▶ **Records provided**:
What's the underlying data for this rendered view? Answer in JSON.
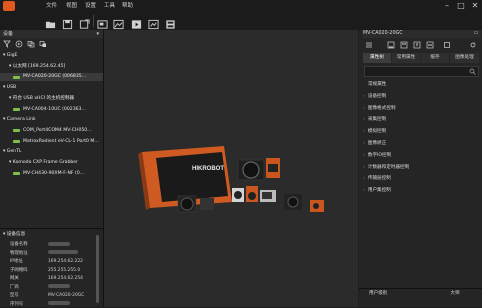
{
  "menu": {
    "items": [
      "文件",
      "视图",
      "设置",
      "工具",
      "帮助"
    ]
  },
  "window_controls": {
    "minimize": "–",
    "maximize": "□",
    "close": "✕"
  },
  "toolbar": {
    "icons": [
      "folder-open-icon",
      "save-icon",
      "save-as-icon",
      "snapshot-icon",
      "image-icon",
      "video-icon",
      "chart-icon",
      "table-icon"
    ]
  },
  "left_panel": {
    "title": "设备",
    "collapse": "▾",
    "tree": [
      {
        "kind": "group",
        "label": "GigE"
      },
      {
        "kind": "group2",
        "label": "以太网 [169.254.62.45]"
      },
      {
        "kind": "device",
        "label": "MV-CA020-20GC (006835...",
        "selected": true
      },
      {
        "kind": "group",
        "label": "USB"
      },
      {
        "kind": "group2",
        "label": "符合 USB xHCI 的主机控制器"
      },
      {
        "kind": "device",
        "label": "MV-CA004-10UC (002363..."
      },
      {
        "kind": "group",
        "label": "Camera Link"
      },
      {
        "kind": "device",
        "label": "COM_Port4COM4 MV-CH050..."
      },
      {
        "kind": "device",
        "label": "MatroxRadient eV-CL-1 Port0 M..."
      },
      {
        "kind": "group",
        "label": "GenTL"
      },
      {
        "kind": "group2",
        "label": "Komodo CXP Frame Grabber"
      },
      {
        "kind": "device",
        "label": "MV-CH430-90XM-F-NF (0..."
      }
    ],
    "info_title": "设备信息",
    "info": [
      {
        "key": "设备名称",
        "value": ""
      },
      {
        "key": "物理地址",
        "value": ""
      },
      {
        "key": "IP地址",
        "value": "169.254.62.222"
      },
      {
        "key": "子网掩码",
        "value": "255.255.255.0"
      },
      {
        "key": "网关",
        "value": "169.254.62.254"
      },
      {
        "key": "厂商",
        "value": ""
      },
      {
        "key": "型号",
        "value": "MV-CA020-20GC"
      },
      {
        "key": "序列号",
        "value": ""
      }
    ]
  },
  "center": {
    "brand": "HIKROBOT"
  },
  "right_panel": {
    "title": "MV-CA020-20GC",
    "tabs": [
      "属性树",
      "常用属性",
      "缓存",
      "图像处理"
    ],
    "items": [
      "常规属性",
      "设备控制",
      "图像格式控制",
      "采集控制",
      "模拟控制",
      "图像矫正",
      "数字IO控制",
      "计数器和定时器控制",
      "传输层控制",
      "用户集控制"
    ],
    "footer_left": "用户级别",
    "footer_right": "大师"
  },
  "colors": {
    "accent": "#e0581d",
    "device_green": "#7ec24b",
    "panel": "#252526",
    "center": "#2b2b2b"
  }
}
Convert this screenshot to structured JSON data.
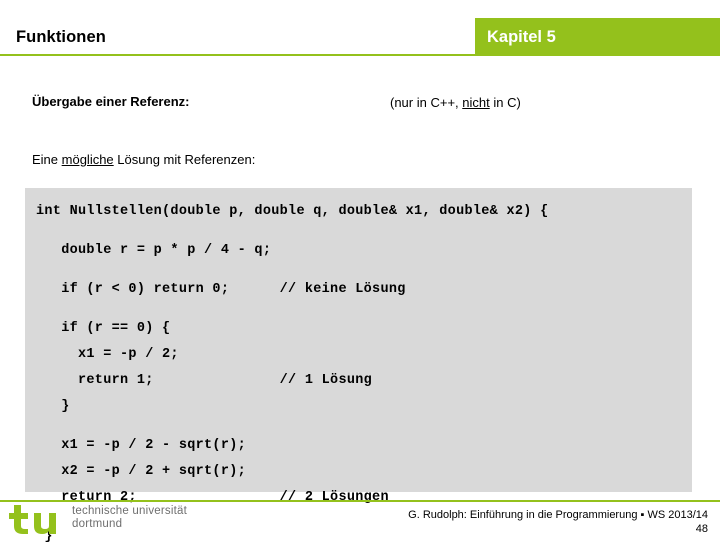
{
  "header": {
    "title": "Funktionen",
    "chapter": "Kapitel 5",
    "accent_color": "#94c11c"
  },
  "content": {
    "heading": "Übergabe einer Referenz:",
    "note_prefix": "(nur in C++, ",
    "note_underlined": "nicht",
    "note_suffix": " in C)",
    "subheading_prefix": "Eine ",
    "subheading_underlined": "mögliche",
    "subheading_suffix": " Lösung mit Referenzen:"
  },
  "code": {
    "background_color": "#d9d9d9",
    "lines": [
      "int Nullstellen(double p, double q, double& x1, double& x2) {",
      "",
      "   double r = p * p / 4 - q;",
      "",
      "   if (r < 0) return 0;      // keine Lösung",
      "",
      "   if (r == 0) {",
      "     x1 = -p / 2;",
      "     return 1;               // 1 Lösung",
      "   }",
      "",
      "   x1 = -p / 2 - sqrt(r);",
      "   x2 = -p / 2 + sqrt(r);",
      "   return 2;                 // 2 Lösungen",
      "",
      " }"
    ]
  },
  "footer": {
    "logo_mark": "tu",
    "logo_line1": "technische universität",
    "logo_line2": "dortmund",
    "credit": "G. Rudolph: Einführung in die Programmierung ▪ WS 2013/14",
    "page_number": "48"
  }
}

--

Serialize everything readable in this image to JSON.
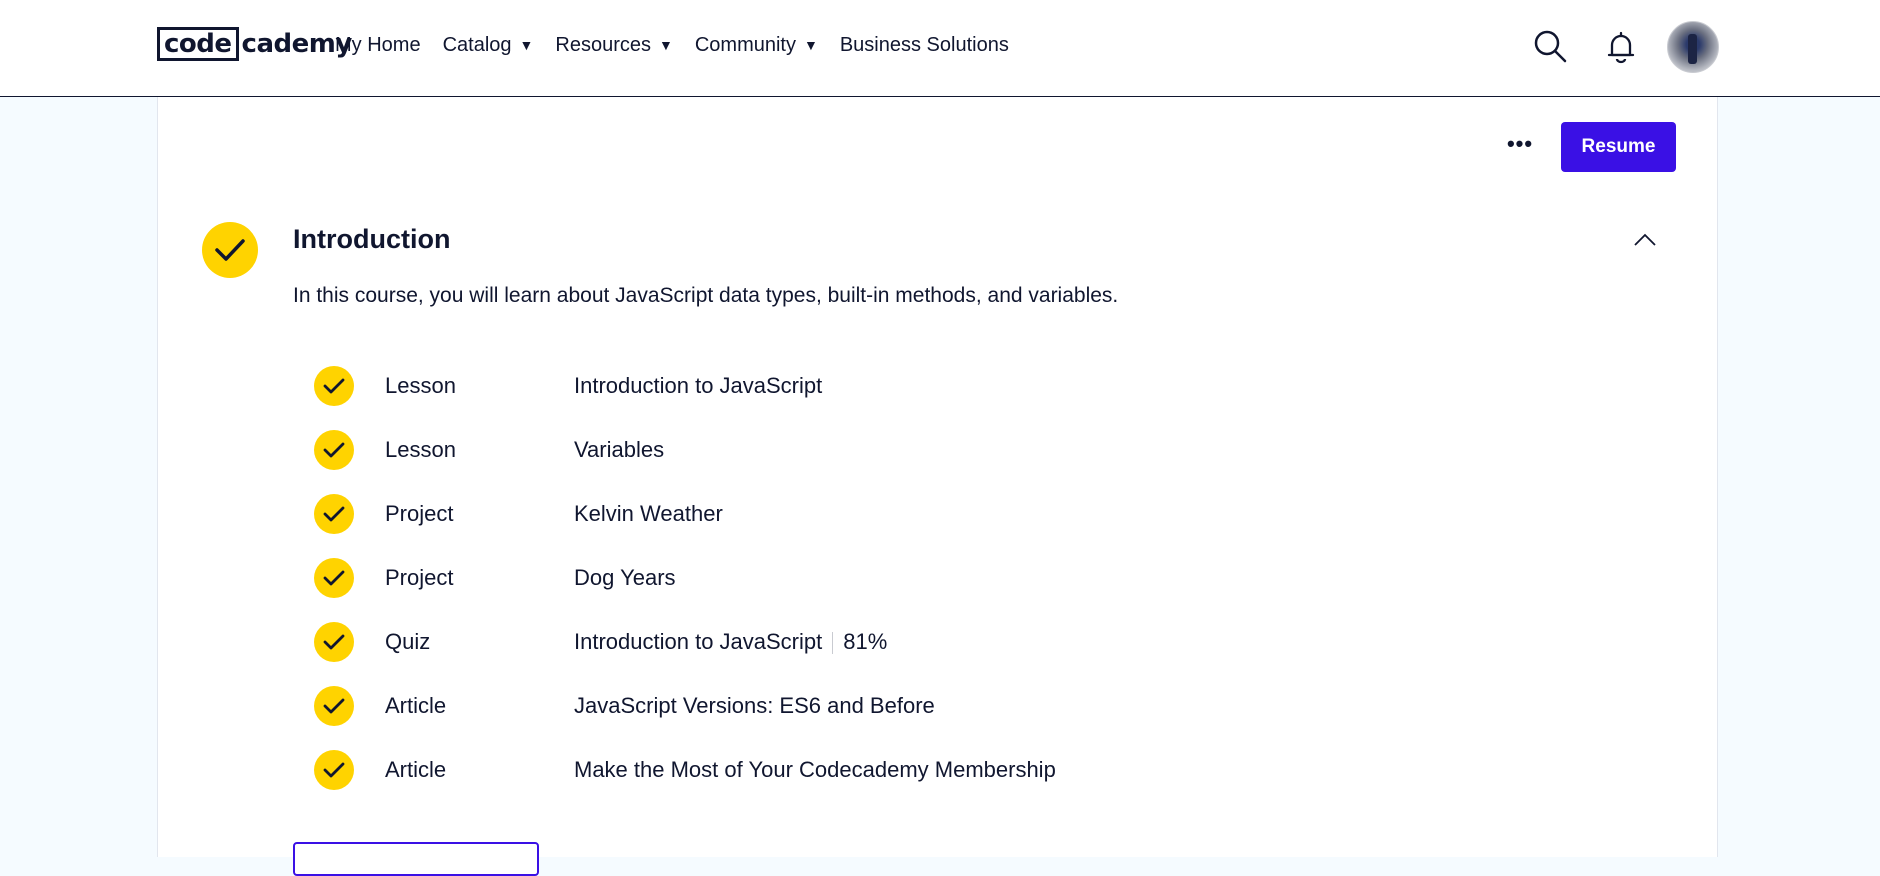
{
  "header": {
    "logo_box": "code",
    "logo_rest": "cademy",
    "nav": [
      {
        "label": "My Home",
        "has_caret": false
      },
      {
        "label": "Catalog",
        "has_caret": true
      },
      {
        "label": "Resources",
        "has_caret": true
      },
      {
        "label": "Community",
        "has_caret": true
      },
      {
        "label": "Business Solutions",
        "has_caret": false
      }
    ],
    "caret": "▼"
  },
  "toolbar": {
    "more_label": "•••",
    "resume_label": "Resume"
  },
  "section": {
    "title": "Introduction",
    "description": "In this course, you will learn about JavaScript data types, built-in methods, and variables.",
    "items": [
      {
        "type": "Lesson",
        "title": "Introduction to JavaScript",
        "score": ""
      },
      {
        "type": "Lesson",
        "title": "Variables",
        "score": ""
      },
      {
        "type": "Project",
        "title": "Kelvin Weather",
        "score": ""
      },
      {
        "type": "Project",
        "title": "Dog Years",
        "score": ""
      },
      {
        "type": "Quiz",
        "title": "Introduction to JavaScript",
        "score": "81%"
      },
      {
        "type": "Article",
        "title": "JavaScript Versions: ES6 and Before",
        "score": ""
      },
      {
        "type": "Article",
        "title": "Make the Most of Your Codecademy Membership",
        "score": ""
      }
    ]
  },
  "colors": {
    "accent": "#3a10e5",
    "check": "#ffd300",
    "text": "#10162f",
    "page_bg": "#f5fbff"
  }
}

--

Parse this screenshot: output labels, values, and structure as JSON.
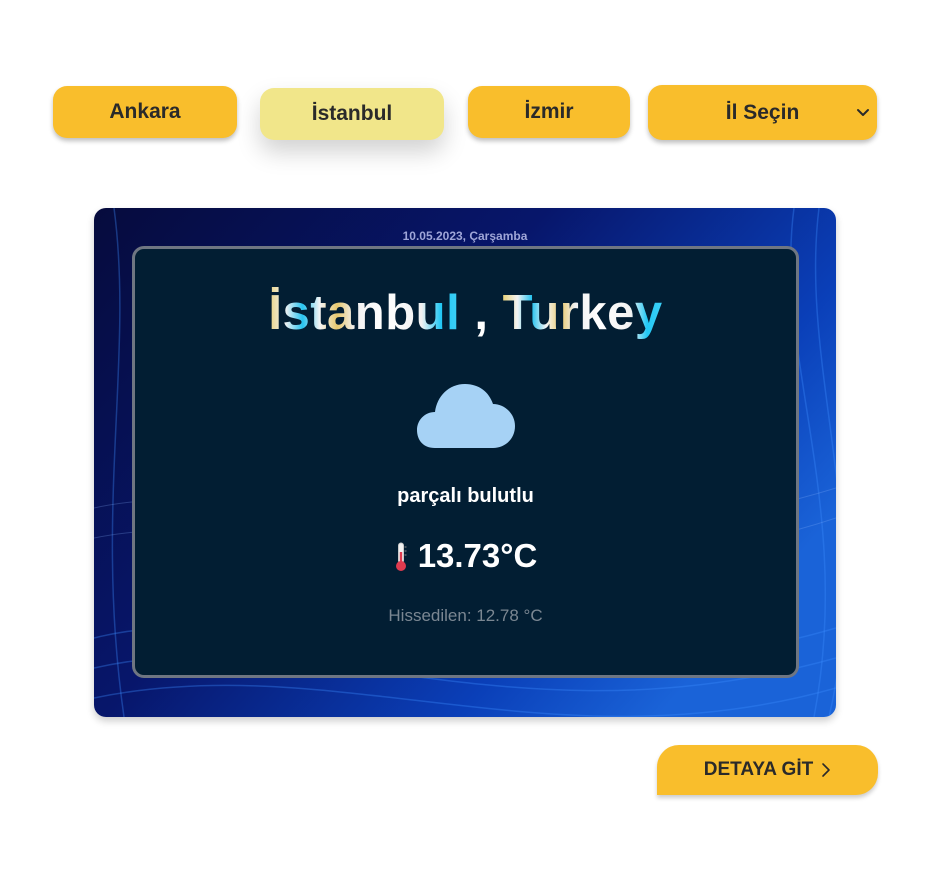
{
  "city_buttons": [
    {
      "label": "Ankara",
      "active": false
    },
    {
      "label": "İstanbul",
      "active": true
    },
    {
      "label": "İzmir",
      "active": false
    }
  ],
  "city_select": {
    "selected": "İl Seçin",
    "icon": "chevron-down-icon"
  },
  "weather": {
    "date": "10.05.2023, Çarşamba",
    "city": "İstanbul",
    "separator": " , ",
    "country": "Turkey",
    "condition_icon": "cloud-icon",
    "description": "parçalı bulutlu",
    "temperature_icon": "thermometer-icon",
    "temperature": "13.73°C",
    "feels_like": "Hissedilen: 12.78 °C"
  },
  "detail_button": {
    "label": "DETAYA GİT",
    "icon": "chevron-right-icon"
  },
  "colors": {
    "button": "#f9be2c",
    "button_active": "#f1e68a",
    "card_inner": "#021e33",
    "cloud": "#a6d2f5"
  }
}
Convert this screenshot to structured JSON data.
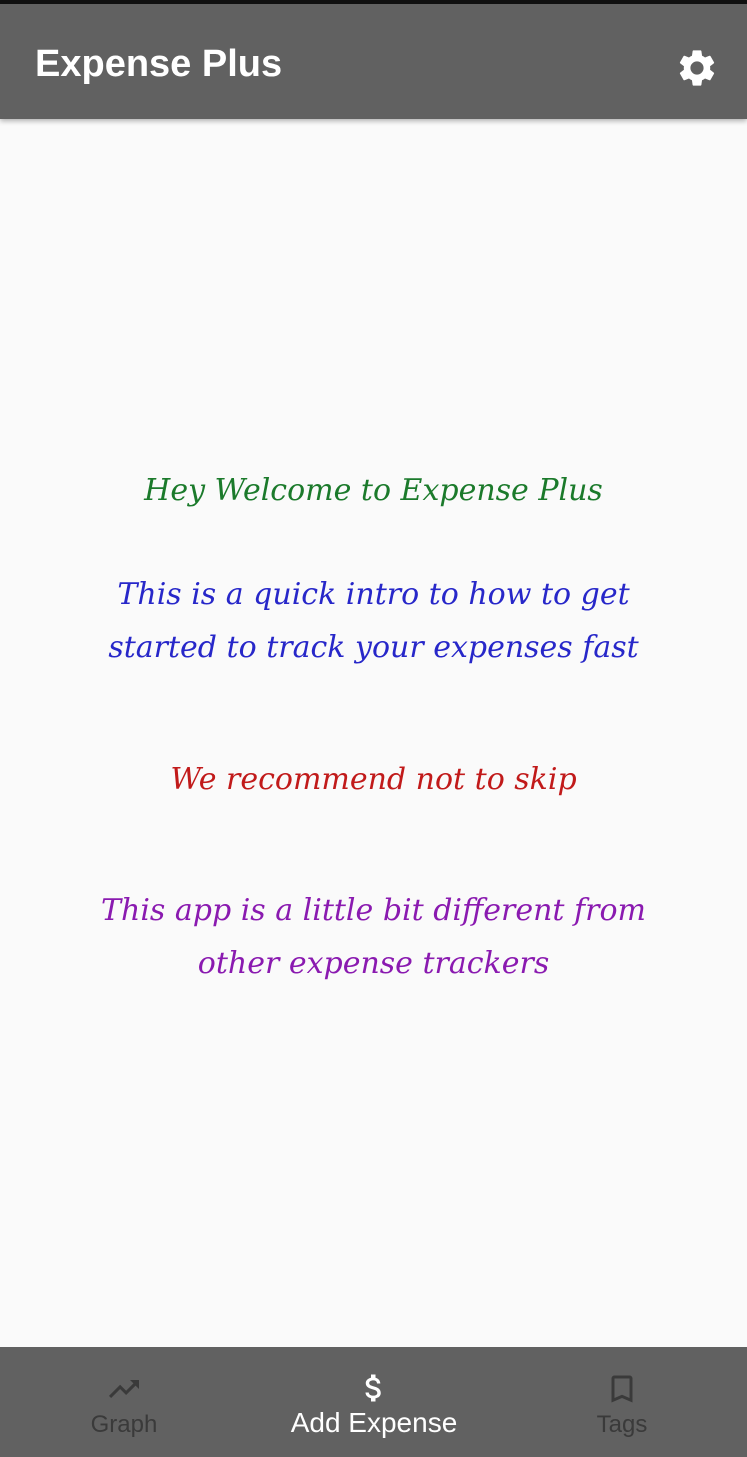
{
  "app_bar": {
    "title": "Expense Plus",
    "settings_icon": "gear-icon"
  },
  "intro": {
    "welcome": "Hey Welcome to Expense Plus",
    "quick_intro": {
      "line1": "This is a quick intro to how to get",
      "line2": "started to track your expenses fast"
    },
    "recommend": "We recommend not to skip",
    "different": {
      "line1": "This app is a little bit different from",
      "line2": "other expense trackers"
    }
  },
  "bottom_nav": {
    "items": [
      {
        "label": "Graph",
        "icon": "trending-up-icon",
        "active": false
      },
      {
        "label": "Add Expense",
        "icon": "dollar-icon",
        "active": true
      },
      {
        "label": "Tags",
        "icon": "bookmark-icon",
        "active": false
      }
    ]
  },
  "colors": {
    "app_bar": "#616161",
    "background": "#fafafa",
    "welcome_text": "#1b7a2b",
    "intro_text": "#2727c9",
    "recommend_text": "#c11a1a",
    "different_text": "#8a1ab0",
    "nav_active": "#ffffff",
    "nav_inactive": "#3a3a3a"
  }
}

▶ **Your task**: Look through the data above. Each line containing the word "JSON" needs to be copied.

▶ **Exercise result**:
What's the underlying data for this rendered view? Answer in JSON.
Convert this screenshot to structured JSON data.
Serialize everything readable in this image to JSON.
Parse this screenshot: output labels, values, and structure as JSON.
Convert this screenshot to structured JSON data.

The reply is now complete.